> [What you are asked to do] Render the listing as a Markdown table with the columns Row and Listing line, starting with the line that contains "gizmo-y-axis[interactable] bbox=[380, 219, 383, 267]" and going on through the line that contains "List every element", both included. Number each row, and leave out any blank lines.
Material for this exercise start
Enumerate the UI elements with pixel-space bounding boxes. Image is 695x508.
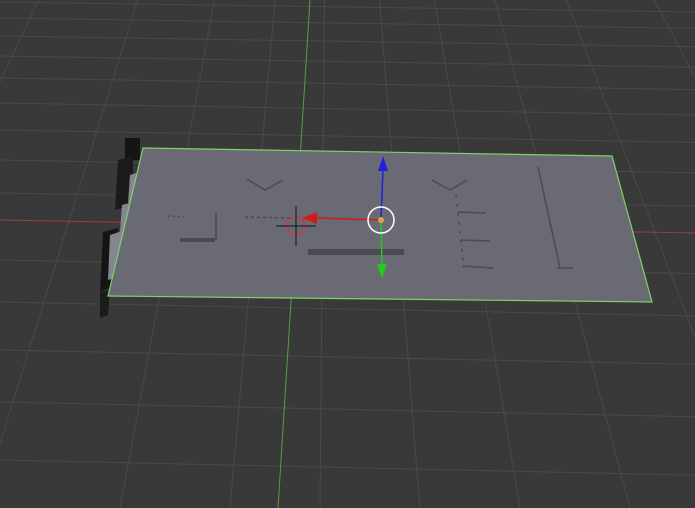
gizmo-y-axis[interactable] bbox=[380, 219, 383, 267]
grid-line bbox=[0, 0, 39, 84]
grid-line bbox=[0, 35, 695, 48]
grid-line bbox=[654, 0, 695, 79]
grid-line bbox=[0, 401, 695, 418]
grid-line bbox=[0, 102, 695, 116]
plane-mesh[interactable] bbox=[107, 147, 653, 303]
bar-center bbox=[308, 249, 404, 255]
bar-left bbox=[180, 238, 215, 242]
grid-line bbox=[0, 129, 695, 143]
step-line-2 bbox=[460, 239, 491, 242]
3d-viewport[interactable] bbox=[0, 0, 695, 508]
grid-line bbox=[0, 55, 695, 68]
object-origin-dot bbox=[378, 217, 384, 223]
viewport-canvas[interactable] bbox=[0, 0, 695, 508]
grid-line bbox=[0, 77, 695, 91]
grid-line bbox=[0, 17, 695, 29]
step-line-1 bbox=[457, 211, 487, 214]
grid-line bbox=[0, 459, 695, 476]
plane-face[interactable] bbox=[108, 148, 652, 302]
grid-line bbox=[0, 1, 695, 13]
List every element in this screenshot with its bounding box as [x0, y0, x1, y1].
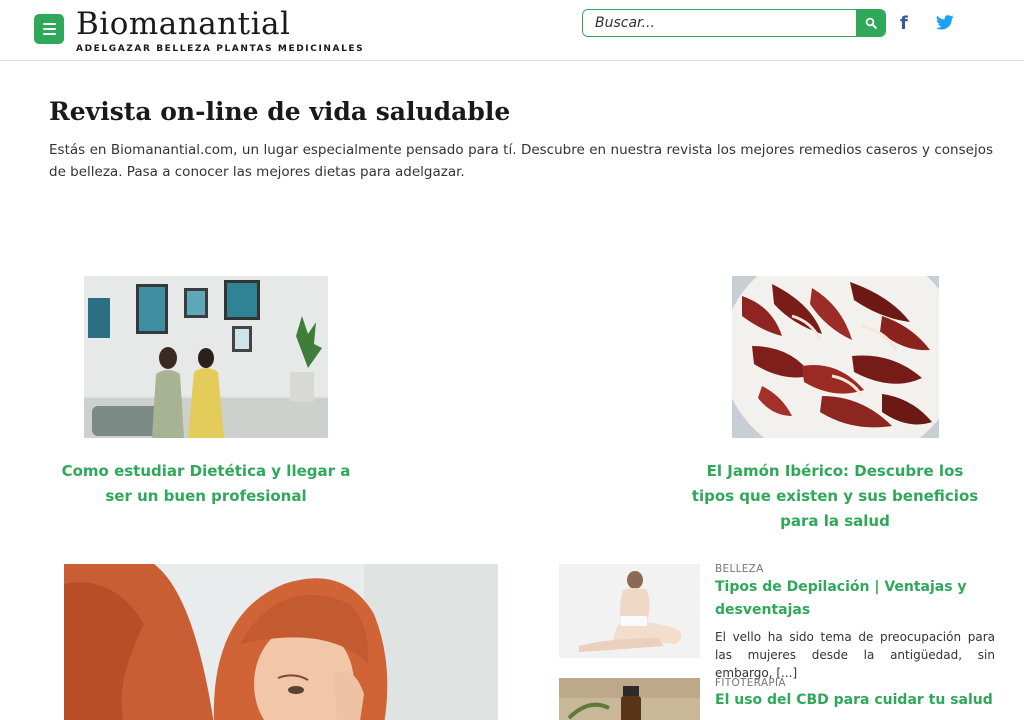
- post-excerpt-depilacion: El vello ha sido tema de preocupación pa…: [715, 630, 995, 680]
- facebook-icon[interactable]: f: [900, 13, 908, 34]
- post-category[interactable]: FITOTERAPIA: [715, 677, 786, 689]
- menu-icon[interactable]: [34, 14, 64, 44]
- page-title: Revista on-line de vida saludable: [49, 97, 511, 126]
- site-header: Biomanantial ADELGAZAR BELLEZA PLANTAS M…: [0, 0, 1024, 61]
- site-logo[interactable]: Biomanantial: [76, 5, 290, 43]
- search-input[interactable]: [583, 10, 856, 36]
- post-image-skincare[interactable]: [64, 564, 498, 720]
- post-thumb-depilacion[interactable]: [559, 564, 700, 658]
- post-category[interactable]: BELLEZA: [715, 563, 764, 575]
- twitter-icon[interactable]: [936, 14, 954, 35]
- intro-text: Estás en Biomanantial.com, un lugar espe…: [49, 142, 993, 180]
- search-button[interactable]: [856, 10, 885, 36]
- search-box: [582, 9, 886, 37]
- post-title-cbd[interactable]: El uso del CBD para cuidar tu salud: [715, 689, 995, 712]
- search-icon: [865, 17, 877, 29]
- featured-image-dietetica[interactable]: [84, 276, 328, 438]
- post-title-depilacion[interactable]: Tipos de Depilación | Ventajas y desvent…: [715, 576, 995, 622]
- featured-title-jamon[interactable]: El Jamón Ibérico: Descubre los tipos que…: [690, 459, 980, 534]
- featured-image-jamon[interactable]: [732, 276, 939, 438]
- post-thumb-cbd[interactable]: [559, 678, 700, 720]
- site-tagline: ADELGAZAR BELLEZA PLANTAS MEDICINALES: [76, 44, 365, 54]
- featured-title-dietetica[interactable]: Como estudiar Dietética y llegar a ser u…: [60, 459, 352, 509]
Material for this exercise end
> [Response to this exercise]
| Row | Listing line |
|---|---|
| 1 | gizmo-y-axis[interactable] bbox=[380, 219, 383, 267] |
| 2 | grid-line bbox=[0, 0, 39, 84] |
| 3 | grid-line bbox=[0, 35, 695, 48] |
| 4 | grid-line bbox=[654, 0, 695, 79] |
| 5 | grid-line bbox=[0, 401, 695, 418] |
| 6 | grid-line bbox=[0, 102, 695, 116] |
| 7 | plane-mesh[interactable] bbox=[107, 147, 653, 303] |
| 8 | bar-center bbox=[308, 249, 404, 255] |
| 9 | bar-left bbox=[180, 238, 215, 242] |
| 10 | grid-line bbox=[0, 129, 695, 143] |
| 11 | step-line-2 bbox=[460, 239, 491, 242] |
| 12 | 3d-viewport[interactable] bbox=[0, 0, 695, 508] |
| 13 | grid-line bbox=[0, 55, 695, 68] |
| 14 | object-origin-dot bbox=[378, 217, 384, 223] |
| 15 | viewport-canvas[interactable] bbox=[0, 0, 695, 508] |
| 16 | grid-line bbox=[0, 77, 695, 91] |
| 17 | grid-line bbox=[0, 17, 695, 29] |
| 18 | step-line-1 bbox=[457, 211, 487, 214] |
| 19 | grid-line bbox=[0, 459, 695, 476] |
| 20 | plane-face[interactable] bbox=[108, 148, 652, 302] |
| 21 | grid-line bbox=[0, 1, 695, 13] |
| 22 | List every element in this screenshot with its bounding box as [x0, y0, x1, y1]. |